* PROVIDED INFORMATION
━━━━━━━━

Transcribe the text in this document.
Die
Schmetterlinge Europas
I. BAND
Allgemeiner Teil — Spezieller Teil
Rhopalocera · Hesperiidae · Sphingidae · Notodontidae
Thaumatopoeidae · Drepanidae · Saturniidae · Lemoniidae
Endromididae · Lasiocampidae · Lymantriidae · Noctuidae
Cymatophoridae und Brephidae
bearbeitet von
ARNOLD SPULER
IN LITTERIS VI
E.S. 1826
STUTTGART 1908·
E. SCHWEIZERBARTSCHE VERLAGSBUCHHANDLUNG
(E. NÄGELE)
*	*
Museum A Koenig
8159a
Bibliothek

━━━━━━━━

* SHORT PROBLEM
Return the entries in full, keeping every line exactly as it is.

* SOLUTION TO THIS TASK
Transcribe the text in this document.
Die
Schmetterlinge Europas
I. BAND
Allgemeiner Teil — Spezieller Teil
Rhopalocera · Hesperiidae · Sphingidae · Notodontidae
Thaumatopoeidae · Drepanidae · Saturniidae · Lemoniidae
Endromididae · Lasiocampidae · Lymantriidae · Noctuidae
Cymatophoridae und Brephidae
bearbeitet von
ARNOLD SPULER
IN LITTERIS VI
E.S. 1826
STUTTGART 1908·
E. SCHWEIZERBARTSCHE VERLAGSBUCHHANDLUNG
(E. NÄGELE)
*	*
Museum A Koenig
8159a
Bibliothek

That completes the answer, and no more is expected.